Within the records below, find each line that holds the string "TRANSPORT", then copy it.

Stored data entries:

—————

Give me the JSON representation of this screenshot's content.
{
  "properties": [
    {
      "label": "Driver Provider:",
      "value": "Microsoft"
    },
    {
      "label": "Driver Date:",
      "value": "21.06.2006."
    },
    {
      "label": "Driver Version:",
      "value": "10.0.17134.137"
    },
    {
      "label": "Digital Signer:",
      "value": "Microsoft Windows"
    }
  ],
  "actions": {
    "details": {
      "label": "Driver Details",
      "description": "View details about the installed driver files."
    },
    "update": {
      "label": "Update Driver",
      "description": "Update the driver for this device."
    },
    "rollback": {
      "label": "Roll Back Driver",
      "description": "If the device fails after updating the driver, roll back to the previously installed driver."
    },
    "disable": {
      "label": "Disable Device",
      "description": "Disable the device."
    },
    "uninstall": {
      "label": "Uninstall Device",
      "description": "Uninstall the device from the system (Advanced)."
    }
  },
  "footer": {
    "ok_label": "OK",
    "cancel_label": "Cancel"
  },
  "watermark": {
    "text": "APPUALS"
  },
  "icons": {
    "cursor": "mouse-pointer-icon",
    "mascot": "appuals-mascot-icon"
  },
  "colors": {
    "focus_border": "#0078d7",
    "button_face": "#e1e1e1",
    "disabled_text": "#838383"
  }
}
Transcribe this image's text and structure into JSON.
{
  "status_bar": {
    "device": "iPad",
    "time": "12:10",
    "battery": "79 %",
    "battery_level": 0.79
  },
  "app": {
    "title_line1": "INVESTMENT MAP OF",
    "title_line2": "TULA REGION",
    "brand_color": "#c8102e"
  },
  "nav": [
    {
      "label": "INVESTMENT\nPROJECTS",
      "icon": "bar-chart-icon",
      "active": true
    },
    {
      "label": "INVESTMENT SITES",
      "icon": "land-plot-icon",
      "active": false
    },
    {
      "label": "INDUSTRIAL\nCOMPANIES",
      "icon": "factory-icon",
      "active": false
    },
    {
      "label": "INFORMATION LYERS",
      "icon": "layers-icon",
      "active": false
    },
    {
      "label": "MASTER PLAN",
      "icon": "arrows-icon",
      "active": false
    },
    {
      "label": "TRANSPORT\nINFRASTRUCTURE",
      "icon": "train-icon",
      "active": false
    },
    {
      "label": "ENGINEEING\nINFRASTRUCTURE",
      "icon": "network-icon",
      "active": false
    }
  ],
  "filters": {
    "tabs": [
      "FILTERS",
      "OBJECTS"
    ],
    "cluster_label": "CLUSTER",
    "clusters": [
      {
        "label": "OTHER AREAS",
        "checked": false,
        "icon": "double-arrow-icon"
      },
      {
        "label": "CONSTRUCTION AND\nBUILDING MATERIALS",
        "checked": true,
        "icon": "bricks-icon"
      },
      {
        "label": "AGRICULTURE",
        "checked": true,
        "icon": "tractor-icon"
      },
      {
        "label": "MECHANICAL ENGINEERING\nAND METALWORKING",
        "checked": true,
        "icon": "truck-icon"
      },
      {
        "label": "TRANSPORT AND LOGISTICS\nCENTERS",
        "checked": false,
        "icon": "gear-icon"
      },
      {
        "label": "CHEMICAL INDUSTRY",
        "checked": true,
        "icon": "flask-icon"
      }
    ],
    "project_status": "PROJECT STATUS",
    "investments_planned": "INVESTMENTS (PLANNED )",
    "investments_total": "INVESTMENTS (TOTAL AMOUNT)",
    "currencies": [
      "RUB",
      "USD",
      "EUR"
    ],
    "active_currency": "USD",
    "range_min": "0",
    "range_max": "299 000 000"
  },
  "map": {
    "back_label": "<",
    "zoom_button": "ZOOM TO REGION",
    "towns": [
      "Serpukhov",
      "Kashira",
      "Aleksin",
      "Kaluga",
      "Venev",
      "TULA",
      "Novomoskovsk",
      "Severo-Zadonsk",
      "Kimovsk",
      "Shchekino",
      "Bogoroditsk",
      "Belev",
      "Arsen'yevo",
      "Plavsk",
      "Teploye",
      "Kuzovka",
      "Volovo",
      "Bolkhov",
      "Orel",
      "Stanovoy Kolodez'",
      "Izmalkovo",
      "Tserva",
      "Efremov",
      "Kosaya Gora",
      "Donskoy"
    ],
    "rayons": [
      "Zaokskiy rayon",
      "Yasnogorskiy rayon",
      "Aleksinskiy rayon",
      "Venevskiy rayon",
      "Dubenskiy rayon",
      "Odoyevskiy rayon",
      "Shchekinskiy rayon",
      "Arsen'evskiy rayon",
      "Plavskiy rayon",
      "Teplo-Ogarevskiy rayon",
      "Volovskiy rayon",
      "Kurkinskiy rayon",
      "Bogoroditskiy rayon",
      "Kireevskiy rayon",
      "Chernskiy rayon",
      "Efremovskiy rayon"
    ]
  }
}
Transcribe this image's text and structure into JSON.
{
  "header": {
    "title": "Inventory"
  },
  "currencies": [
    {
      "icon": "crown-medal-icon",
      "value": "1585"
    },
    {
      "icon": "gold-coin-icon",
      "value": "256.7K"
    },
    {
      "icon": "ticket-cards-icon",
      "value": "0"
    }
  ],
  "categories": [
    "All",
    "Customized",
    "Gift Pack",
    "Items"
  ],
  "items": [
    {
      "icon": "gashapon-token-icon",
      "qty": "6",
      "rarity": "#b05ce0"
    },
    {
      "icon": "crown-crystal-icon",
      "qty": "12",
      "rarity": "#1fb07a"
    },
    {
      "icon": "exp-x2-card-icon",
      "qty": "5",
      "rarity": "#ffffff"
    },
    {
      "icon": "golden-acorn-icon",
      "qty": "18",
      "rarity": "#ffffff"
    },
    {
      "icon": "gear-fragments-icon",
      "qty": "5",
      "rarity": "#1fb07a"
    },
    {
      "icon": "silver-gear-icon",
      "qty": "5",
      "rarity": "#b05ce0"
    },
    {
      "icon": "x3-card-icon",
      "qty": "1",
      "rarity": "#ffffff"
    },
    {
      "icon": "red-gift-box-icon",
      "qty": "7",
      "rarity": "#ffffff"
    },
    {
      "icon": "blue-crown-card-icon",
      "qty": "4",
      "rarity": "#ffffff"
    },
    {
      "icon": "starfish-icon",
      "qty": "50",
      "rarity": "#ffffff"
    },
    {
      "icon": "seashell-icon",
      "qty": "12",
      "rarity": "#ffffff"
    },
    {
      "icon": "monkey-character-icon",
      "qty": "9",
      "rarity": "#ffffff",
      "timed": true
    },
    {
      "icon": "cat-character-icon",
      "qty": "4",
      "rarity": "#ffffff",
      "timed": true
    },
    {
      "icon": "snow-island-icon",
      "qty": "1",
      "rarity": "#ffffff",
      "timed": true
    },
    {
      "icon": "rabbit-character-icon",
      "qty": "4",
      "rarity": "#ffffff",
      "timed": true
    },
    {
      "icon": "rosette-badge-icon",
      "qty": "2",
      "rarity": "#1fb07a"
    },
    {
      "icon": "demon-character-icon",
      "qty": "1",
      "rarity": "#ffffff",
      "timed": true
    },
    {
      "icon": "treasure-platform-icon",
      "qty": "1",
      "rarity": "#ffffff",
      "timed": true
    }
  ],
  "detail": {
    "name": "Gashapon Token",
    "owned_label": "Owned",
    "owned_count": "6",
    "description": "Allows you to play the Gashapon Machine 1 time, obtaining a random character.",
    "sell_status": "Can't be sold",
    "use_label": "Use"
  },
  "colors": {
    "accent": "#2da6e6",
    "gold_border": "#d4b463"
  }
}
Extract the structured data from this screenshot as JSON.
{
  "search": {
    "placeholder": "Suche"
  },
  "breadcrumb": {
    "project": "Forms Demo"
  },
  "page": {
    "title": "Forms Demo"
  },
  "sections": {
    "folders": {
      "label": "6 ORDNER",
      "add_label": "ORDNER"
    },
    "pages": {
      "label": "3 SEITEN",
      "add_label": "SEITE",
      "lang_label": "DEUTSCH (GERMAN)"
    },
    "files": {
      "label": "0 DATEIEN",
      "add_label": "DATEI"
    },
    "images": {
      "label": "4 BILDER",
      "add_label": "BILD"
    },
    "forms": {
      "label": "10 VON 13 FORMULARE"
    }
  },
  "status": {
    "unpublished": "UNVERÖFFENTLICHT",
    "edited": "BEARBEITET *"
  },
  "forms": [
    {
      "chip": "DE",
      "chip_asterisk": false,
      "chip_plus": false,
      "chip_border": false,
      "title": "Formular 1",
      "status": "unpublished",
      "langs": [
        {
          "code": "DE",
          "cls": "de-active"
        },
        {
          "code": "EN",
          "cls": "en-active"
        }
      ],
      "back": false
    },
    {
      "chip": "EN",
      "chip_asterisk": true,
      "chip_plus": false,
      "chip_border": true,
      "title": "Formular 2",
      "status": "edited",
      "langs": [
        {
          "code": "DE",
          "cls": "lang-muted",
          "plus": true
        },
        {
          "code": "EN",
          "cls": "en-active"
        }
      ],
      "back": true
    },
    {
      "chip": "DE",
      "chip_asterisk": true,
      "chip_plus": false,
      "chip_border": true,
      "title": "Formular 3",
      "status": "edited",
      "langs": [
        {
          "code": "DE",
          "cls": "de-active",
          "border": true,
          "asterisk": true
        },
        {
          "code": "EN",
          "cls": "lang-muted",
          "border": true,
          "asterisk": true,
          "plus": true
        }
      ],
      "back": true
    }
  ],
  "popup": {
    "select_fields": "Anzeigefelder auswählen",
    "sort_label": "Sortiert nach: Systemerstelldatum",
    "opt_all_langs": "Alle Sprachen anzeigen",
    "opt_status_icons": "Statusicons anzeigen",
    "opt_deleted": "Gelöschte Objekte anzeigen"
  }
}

—————

FINAL RESULT >>
      "label": "TRANSPORT\nINFRASTRUCTURE",
        "label": "TRANSPORT AND LOGISTICS\nCENTERS",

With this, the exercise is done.